* BEGIN Dataset *

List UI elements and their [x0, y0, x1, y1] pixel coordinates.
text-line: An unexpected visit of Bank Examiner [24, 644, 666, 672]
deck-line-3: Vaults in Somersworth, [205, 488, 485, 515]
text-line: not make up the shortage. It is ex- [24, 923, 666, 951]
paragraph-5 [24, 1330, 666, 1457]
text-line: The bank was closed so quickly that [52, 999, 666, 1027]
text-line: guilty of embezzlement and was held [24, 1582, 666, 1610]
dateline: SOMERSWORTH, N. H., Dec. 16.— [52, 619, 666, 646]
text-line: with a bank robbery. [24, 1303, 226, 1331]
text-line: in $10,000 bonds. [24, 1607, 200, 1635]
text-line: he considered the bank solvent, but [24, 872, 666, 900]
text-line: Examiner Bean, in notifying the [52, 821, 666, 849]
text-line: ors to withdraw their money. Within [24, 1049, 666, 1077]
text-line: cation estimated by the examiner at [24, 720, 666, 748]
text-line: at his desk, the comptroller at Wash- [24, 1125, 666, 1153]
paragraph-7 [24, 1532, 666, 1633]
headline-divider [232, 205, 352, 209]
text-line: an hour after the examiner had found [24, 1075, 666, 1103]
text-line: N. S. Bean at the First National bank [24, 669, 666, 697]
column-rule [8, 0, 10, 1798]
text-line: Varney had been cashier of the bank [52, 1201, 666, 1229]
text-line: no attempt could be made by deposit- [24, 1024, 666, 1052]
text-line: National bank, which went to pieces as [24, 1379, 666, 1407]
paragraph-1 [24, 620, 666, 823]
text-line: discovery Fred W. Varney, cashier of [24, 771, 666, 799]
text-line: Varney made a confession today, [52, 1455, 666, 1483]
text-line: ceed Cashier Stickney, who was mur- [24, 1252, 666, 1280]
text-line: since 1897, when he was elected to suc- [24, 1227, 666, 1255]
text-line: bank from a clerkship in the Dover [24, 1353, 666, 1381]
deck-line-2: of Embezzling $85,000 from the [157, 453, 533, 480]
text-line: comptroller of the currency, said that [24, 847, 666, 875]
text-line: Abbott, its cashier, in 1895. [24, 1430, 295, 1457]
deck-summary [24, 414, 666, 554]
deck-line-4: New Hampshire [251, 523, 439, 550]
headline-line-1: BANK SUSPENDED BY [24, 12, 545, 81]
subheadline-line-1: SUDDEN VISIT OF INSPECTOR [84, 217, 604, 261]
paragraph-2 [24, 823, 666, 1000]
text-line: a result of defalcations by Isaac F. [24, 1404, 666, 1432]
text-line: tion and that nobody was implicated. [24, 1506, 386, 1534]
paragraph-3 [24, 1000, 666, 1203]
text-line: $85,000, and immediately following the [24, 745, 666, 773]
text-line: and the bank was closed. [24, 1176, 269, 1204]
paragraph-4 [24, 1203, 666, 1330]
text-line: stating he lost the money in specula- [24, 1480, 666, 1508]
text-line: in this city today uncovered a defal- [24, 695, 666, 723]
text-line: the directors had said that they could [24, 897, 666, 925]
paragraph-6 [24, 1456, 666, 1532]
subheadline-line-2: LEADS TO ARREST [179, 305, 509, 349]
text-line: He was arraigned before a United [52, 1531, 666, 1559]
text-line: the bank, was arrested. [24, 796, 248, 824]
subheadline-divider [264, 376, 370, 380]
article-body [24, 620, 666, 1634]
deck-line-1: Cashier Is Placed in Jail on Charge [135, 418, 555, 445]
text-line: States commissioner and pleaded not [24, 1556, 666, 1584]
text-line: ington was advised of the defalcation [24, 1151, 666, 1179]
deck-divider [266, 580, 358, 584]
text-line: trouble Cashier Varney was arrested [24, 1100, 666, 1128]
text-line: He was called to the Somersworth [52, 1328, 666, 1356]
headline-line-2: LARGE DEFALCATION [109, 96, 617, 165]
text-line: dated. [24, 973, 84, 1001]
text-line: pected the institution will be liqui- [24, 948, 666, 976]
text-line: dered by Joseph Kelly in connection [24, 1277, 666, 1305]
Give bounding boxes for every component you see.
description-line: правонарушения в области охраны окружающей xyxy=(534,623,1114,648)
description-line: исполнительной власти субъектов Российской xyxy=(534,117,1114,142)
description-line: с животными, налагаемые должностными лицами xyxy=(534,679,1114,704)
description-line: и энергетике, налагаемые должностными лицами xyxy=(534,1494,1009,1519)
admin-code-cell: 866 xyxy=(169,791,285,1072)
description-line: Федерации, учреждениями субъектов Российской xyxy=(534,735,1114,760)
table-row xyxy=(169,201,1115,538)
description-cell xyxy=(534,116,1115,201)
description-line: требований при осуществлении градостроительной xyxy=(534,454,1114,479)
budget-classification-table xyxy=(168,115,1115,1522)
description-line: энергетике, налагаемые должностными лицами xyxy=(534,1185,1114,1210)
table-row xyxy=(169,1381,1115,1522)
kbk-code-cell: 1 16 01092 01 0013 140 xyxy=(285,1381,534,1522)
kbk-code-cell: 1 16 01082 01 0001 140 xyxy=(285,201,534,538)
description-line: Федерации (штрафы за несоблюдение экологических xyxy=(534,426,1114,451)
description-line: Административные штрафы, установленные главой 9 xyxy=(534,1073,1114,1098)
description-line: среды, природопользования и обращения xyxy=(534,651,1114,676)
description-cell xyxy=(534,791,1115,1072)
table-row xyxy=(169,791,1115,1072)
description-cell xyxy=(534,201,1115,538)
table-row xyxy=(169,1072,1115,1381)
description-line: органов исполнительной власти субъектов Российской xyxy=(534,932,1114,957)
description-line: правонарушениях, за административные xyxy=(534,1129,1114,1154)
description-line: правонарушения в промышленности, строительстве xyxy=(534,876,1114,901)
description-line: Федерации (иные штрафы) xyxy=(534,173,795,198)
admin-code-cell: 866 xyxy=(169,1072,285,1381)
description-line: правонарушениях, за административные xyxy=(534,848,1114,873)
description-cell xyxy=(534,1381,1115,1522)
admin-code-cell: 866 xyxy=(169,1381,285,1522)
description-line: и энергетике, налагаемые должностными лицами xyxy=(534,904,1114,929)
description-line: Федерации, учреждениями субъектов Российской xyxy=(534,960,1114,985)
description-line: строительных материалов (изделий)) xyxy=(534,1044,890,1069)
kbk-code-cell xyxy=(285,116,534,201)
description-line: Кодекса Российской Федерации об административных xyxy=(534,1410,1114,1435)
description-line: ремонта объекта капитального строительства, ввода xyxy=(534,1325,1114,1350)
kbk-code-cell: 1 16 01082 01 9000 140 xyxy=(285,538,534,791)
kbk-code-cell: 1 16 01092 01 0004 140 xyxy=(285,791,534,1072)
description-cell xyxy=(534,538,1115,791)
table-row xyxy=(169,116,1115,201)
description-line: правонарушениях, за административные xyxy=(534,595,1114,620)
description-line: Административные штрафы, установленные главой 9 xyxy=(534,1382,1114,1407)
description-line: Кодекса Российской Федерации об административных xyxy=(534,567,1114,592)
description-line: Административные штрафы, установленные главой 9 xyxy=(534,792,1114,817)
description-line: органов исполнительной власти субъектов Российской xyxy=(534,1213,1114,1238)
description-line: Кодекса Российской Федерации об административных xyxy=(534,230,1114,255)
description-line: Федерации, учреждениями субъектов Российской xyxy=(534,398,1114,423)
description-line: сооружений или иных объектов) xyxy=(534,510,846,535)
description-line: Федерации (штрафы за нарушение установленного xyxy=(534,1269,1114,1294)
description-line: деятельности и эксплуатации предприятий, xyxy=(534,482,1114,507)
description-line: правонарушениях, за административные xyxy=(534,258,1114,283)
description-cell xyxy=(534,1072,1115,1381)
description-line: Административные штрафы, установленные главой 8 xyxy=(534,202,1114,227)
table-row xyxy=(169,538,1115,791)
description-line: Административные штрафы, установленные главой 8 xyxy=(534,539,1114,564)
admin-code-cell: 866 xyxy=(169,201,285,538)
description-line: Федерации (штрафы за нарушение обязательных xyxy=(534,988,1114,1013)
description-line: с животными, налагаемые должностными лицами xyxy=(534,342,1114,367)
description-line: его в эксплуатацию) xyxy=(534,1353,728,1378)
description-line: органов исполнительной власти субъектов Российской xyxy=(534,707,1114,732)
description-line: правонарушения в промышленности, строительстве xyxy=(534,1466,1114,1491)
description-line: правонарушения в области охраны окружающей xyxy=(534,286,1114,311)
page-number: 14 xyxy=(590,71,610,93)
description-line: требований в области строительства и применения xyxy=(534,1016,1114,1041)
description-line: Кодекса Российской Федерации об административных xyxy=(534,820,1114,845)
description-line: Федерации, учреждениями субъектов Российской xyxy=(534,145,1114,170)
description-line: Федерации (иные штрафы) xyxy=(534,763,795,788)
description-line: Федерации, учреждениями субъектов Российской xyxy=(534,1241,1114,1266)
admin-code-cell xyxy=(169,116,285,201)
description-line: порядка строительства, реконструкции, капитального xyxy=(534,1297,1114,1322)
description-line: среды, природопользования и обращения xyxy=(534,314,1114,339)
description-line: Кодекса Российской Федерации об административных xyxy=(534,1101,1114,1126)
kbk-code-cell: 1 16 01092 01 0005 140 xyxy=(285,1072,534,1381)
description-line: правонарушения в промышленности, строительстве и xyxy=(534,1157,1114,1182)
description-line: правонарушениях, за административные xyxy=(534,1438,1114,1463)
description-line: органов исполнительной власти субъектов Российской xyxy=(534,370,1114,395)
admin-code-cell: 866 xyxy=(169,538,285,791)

* END Dataset *

### The problem
Output the records from their first line up to and including the line with "text-line: The bank was" as a JSON list of strings, one string per line, with blank lines omitted.

### Reply to the task
[
  "List UI elements and their [x0, y0, x1, y1] pixel coordinates.",
  "text-line: An unexpected visit of Bank Examiner [24, 644, 666, 672]",
  "deck-line-3: Vaults in Somersworth, [205, 488, 485, 515]",
  "text-line: not make up the shortage. It is ex- [24, 923, 666, 951]",
  "paragraph-5 [24, 1330, 666, 1457]",
  "text-line: The bank was closed so quickly that [52, 999, 666, 1027]"
]